(Source records)
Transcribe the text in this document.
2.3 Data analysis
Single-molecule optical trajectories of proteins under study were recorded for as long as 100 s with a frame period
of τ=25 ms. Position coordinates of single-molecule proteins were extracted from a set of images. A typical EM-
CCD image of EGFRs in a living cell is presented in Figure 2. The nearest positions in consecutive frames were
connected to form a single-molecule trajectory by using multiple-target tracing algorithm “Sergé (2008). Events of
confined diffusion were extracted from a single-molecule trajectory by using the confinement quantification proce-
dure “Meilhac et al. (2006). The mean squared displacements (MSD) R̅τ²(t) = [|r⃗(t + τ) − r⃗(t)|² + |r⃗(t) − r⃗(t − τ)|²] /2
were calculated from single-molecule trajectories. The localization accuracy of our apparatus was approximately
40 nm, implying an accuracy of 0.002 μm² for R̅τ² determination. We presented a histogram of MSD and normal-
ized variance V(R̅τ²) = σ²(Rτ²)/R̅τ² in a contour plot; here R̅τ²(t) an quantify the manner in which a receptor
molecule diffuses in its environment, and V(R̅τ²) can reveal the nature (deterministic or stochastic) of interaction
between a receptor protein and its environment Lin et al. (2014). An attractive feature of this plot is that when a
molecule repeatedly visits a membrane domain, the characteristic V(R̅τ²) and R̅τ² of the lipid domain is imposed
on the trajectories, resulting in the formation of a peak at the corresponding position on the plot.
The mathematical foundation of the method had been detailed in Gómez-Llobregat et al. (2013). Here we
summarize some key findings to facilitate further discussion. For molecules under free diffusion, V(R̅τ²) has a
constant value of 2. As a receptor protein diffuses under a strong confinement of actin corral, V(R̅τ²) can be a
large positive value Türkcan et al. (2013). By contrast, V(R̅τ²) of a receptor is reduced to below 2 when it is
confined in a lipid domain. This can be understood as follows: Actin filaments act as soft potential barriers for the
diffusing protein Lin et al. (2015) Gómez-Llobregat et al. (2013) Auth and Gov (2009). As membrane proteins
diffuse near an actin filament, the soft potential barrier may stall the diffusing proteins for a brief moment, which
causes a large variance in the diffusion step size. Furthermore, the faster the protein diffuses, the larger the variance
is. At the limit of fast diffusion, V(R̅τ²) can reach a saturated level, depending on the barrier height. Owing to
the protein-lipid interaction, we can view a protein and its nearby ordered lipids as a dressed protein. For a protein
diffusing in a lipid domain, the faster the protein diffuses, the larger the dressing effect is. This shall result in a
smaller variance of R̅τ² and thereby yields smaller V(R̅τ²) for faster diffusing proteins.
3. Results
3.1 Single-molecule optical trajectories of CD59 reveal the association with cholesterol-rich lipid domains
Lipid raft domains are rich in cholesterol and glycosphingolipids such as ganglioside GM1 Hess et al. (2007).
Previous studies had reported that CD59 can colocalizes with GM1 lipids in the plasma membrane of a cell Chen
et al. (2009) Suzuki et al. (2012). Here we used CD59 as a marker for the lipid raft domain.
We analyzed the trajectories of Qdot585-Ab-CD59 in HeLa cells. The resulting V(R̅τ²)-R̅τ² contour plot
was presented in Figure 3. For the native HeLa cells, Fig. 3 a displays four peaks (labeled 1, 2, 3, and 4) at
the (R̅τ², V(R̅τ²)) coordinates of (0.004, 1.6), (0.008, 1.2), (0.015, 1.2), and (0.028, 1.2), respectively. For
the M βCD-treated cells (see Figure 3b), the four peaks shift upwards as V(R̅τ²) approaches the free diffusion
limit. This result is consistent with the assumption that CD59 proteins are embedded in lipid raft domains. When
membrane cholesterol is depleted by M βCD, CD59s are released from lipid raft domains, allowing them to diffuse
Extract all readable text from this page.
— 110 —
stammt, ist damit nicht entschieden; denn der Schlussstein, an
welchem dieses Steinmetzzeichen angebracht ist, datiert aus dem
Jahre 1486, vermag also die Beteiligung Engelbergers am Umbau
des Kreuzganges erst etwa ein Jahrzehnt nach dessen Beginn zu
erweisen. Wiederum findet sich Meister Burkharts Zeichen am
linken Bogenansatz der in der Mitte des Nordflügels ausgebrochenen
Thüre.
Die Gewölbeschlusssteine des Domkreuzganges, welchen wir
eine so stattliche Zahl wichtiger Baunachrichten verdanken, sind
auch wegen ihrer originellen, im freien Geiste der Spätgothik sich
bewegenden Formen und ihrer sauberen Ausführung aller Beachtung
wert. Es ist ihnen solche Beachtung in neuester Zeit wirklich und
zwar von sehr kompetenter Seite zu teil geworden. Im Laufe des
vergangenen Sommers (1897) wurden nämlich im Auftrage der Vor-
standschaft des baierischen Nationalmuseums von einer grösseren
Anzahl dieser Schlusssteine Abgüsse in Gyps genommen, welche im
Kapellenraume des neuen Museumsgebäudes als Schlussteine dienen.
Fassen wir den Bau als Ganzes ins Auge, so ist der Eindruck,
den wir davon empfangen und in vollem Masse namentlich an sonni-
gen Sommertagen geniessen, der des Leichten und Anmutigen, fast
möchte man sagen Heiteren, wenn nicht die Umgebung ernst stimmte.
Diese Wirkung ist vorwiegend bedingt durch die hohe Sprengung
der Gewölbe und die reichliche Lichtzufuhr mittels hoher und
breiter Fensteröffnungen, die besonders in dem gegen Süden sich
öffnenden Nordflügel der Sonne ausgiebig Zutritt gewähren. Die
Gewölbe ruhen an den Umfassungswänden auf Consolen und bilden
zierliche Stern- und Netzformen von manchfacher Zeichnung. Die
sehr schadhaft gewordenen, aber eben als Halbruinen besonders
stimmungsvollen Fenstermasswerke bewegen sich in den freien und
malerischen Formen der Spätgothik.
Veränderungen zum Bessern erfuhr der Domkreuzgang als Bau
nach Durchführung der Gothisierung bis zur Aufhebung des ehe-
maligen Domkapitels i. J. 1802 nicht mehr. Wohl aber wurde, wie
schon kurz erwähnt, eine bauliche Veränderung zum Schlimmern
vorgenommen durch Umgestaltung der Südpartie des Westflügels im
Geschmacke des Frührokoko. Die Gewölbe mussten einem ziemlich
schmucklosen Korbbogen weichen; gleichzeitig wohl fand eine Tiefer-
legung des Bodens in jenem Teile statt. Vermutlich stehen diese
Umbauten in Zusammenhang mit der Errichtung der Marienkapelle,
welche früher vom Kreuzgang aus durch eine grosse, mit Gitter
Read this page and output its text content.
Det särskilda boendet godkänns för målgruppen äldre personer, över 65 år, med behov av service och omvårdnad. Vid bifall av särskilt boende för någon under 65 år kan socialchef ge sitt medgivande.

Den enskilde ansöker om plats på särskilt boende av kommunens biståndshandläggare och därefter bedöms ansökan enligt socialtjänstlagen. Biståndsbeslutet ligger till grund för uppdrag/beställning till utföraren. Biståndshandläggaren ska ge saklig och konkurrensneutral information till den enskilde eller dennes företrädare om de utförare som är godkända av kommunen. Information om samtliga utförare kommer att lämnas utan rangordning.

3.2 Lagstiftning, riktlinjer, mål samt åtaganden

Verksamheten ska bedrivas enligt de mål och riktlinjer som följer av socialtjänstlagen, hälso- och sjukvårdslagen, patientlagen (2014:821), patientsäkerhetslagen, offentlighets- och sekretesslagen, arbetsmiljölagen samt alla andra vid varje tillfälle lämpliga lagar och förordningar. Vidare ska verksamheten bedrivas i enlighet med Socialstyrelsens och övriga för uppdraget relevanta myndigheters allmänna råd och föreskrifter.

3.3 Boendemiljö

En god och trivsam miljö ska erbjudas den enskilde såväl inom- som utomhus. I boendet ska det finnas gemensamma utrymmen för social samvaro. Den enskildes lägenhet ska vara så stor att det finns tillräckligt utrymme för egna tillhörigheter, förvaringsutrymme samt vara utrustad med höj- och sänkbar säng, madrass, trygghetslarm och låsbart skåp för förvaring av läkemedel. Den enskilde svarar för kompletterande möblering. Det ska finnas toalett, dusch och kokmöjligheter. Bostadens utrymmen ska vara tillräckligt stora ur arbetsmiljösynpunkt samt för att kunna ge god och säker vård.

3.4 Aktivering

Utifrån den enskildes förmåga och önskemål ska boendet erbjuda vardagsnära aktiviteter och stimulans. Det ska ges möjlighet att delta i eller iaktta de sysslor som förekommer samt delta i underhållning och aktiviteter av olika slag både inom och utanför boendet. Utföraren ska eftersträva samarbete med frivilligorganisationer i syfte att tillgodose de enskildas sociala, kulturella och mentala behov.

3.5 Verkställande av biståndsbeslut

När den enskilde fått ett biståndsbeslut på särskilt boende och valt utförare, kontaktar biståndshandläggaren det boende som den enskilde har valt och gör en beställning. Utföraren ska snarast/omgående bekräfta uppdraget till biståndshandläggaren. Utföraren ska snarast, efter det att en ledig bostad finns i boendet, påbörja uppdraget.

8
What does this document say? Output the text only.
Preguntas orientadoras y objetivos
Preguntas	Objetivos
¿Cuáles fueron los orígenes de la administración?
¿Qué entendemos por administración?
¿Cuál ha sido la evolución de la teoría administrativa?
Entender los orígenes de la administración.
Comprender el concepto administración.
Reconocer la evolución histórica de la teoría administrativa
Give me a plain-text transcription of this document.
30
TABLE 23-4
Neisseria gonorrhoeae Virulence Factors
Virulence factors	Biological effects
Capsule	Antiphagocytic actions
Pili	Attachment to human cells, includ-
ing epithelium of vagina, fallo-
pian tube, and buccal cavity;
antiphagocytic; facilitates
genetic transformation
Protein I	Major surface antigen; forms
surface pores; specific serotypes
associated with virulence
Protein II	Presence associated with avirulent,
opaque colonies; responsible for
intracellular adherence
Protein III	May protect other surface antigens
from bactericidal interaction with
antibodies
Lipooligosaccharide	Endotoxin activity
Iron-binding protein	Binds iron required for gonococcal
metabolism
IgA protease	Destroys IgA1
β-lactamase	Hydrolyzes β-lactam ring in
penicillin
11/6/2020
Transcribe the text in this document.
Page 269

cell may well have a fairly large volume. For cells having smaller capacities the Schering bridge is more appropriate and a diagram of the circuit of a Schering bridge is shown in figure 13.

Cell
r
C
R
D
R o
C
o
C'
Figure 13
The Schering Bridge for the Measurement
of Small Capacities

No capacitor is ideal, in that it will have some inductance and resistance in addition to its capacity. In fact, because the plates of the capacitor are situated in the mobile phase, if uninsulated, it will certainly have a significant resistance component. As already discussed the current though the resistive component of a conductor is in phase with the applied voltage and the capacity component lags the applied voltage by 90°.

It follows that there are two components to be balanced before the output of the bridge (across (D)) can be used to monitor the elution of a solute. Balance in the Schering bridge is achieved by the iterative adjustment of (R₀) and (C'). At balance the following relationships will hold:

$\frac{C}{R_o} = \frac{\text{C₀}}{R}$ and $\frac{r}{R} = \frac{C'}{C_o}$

Your goal: Wherever a line in the data above contains the word "from", copy that line.

Problem solution:
of τ=25 ms. Position coordinates of single-molecule proteins were extracted from a set of images. A typical EM-
confined diffusion were extracted from a single-molecule trajectory by using the confinement quantification proce-
were calculated from single-molecule trajectories. The localization accuracy of our apparatus was approximately
membrane cholesterol is depleted by M βCD, CD59s are released from lipid raft domains, allowing them to diffuse
Extract all readable text from this page.
from bactericidal interaction with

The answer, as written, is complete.